■ PROBLEM REQUIREMENTS
Go through the entries below and collect each line with the string "adipisicing" in it.

Start

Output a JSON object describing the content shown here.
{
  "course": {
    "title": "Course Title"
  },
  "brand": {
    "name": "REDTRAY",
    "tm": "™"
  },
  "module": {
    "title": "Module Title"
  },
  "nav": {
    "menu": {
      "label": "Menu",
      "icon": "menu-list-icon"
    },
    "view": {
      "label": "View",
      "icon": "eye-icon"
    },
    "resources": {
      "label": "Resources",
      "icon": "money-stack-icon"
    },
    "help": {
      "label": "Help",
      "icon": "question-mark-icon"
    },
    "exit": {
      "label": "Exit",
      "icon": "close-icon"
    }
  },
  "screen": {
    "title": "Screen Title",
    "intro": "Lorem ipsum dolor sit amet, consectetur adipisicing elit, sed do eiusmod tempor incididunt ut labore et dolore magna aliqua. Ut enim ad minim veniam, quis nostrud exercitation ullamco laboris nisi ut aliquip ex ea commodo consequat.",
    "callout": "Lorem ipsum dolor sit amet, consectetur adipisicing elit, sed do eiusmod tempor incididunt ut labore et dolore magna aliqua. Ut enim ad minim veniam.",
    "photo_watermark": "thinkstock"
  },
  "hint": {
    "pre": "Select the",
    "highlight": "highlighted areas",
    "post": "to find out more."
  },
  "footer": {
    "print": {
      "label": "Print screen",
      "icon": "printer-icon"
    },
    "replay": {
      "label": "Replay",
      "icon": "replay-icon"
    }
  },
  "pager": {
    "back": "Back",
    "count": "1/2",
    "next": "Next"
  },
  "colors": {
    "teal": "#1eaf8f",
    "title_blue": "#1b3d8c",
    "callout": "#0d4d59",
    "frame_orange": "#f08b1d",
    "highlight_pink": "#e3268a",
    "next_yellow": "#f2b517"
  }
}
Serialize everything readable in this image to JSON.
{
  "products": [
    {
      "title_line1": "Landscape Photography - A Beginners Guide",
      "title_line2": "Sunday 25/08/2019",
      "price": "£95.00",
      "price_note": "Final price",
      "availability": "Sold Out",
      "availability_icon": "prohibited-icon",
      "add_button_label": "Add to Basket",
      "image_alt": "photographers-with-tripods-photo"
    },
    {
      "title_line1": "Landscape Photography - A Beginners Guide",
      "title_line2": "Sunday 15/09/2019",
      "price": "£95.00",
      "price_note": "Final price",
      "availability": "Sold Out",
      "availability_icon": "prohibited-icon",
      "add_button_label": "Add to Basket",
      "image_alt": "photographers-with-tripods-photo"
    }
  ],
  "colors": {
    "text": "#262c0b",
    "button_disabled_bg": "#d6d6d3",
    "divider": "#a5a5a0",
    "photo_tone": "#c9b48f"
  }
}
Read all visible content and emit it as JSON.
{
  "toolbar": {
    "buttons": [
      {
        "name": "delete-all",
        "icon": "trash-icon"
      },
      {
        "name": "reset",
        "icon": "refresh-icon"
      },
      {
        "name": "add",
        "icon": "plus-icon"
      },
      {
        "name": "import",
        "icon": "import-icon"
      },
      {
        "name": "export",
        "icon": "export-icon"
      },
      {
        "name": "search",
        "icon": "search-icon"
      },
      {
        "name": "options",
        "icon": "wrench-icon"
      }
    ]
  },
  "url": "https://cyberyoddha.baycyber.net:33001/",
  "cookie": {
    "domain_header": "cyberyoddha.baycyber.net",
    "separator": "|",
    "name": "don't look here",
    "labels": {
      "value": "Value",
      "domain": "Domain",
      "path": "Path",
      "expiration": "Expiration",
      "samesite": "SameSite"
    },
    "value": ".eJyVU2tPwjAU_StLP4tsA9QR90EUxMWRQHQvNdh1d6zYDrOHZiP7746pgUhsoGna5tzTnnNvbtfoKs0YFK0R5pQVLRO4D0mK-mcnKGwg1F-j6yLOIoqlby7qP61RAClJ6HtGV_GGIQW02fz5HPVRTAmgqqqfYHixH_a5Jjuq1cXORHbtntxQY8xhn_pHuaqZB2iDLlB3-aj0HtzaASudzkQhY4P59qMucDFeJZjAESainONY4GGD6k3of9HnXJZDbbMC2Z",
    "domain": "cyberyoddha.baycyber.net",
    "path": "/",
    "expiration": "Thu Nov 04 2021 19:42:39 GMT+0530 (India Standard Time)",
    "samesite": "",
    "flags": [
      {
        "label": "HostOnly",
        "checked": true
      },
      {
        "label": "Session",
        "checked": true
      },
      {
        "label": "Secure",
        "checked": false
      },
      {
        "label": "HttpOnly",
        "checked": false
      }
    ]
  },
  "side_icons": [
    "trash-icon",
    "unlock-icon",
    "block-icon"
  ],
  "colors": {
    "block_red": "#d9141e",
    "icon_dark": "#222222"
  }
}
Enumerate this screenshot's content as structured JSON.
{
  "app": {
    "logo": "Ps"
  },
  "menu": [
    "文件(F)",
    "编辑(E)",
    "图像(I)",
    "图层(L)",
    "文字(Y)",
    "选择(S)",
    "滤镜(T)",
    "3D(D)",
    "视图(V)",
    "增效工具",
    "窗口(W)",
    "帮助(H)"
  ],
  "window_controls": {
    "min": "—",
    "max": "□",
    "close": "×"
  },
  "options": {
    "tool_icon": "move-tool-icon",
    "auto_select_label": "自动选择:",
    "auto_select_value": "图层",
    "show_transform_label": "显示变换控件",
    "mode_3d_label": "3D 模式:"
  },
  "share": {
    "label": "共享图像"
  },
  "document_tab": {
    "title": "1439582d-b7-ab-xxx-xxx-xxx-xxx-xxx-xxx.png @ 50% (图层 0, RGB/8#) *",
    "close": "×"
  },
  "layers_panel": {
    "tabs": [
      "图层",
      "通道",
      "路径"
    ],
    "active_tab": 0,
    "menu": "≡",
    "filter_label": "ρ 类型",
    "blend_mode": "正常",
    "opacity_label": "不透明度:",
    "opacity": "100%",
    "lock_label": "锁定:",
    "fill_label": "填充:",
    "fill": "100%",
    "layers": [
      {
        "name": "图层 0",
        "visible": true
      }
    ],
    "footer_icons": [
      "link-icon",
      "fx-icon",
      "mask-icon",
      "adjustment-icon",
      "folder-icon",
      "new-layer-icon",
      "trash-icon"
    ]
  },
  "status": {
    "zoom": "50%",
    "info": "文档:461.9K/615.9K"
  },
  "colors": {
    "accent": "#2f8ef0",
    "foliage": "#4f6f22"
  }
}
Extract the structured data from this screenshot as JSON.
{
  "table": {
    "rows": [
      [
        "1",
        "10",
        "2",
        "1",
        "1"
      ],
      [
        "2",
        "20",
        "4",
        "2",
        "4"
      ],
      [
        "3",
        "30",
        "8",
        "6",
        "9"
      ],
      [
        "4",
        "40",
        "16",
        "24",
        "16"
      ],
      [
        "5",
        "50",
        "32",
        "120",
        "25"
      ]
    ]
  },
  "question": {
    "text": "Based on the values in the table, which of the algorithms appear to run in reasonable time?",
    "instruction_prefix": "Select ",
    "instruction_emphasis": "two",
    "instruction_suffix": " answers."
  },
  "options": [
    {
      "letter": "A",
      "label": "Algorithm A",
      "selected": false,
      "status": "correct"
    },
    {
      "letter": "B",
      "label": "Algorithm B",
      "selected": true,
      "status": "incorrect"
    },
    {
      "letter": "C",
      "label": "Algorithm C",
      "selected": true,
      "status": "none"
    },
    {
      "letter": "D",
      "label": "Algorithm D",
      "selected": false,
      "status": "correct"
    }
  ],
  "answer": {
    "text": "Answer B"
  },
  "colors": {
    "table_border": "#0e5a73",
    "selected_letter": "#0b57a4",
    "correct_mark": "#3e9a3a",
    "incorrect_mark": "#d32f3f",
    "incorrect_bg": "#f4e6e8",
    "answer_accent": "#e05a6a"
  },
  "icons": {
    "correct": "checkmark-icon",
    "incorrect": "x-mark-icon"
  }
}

End

■ TASK RESULT
    "intro": "Lorem ipsum dolor sit amet, consectetur adipisicing elit, sed do eiusmod tempor incididunt ut labore et dolore magna aliqua. Ut enim ad minim veniam, quis nostrud exercitation ullamco laboris nisi ut aliquip ex ea commodo consequat.",
    "callout": "Lorem ipsum dolor sit amet, consectetur adipisicing elit, sed do eiusmod tempor incididunt ut labore et dolore magna aliqua. Ut enim ad minim veniam.",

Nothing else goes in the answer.